■ **What to do**
Reproduce the lines below word for word, from the first one through the line that contains "lead-headline-line2: ΑΠΟΚΑΤΑΣΤΑΣΗΣ —".
* Begin Data for this exercise *
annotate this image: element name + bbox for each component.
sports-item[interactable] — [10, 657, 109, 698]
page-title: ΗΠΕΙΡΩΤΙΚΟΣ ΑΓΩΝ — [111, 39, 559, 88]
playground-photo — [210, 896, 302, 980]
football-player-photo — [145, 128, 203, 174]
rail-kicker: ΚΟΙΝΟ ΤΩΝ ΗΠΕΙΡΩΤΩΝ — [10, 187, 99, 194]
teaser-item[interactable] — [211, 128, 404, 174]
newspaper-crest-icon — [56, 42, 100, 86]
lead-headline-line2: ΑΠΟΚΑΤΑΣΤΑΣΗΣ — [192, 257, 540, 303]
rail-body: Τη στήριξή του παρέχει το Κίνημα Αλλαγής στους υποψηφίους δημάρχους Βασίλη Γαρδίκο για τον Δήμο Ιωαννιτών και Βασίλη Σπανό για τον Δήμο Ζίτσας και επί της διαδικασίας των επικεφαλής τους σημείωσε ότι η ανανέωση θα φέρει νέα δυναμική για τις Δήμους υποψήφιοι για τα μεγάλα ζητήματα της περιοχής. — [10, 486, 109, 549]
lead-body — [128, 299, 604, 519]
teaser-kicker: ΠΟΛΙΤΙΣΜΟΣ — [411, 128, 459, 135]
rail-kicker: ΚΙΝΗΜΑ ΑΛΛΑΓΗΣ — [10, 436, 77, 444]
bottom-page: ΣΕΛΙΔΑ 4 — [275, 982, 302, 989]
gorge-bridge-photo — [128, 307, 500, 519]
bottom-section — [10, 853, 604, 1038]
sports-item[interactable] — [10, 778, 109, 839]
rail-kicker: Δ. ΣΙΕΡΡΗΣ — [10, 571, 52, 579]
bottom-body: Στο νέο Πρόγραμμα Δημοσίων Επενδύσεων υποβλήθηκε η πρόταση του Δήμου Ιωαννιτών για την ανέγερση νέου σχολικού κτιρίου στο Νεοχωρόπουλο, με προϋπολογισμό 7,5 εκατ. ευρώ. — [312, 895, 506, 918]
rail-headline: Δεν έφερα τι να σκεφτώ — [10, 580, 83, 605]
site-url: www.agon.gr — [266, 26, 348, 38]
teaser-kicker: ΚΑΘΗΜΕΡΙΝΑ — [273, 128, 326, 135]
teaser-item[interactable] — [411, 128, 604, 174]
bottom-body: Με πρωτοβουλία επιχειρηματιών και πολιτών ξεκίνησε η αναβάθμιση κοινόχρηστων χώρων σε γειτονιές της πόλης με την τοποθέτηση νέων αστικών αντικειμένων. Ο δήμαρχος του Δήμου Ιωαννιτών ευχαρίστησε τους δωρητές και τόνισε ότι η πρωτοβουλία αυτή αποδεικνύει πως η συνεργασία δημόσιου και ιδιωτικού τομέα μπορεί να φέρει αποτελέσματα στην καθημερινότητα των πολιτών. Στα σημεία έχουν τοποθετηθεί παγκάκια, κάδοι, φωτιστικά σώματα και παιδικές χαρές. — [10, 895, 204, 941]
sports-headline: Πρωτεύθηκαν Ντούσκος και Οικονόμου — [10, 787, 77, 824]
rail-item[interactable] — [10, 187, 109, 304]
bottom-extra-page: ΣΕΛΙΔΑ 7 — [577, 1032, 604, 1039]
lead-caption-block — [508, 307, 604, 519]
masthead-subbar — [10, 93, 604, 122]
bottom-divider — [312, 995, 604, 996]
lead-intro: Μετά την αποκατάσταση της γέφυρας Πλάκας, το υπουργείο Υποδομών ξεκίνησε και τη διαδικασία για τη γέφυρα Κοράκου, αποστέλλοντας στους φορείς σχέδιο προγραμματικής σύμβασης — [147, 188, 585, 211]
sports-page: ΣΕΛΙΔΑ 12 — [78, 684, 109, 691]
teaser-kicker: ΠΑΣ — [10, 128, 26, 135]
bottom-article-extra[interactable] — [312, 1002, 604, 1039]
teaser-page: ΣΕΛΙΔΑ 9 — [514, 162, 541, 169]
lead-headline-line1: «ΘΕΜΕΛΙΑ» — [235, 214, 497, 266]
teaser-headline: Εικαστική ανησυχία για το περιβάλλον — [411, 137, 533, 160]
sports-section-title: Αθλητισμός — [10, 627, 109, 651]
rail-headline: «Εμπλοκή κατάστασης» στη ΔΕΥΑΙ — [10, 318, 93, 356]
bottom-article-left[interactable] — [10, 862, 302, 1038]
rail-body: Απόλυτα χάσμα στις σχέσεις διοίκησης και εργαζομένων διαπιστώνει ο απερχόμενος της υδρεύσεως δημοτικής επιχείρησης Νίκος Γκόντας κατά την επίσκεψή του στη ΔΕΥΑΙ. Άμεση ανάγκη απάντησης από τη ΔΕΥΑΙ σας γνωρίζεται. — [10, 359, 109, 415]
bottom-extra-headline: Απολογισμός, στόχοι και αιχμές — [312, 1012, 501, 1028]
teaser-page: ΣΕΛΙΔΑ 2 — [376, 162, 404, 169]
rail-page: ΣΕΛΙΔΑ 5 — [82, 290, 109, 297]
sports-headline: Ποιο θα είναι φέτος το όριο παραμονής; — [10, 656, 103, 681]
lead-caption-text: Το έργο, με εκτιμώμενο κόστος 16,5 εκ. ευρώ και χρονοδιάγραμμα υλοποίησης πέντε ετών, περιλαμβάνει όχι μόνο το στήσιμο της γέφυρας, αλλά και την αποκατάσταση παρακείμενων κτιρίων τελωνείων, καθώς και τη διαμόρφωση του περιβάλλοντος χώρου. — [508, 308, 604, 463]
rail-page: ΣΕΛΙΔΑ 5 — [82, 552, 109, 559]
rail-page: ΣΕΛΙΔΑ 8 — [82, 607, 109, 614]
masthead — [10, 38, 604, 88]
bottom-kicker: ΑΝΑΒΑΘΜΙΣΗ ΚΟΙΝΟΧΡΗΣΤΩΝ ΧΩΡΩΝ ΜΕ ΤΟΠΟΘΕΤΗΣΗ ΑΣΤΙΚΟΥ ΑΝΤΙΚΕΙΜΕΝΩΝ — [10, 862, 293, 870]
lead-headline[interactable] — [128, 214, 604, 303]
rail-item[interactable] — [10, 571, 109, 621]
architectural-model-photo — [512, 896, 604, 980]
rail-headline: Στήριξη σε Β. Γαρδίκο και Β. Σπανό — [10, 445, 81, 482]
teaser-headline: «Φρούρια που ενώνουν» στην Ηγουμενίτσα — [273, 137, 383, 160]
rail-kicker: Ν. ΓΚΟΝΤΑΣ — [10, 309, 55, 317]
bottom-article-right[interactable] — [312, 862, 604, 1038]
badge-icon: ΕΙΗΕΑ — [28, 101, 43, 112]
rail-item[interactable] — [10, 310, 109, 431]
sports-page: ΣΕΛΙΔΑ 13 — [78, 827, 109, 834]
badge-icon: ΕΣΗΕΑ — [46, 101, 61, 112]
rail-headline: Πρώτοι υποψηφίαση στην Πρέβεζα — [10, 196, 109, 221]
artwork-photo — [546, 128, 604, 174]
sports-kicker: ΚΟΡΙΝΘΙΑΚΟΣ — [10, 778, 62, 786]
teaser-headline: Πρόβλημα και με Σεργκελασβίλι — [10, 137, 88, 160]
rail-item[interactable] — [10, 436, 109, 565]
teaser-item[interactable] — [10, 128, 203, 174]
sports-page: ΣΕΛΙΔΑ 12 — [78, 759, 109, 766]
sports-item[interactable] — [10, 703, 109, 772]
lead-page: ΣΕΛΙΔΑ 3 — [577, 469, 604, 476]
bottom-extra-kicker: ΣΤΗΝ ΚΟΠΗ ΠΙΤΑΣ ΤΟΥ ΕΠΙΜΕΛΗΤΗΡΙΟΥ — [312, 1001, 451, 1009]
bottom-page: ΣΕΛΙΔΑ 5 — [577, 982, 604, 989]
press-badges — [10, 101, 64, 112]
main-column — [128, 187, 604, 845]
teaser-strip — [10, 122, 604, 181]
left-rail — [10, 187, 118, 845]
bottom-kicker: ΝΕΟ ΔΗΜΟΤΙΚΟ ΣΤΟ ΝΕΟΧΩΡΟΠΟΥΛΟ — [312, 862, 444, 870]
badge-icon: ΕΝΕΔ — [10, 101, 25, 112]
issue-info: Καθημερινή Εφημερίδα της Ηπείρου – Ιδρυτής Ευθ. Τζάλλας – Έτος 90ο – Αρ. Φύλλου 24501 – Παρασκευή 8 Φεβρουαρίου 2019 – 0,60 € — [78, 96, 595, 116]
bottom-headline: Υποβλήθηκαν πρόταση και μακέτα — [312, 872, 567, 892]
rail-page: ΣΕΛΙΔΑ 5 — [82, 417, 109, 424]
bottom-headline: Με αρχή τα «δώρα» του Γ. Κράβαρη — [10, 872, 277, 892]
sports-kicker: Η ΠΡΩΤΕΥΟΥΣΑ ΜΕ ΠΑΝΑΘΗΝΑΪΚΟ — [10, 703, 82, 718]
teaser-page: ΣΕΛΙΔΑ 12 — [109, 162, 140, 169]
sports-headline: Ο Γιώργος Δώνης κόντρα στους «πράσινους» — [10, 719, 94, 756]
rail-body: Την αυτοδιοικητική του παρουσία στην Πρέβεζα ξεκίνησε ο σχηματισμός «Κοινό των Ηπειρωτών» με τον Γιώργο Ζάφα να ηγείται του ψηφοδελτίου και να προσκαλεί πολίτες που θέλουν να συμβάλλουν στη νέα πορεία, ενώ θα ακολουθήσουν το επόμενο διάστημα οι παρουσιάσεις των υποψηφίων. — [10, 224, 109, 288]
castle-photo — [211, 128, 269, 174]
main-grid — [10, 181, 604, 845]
* End Data for this exercise *
■ **The output**
annotate this image: element name + bbox for each component.
sports-item[interactable] — [10, 657, 109, 698]
page-title: ΗΠΕΙΡΩΤΙΚΟΣ ΑΓΩΝ — [111, 39, 559, 88]
playground-photo — [210, 896, 302, 980]
football-player-photo — [145, 128, 203, 174]
rail-kicker: ΚΟΙΝΟ ΤΩΝ ΗΠΕΙΡΩΤΩΝ — [10, 187, 99, 194]
teaser-item[interactable] — [211, 128, 404, 174]
newspaper-crest-icon — [56, 42, 100, 86]
lead-headline-line2: ΑΠΟΚΑΤΑΣΤΑΣΗΣ — [192, 257, 540, 303]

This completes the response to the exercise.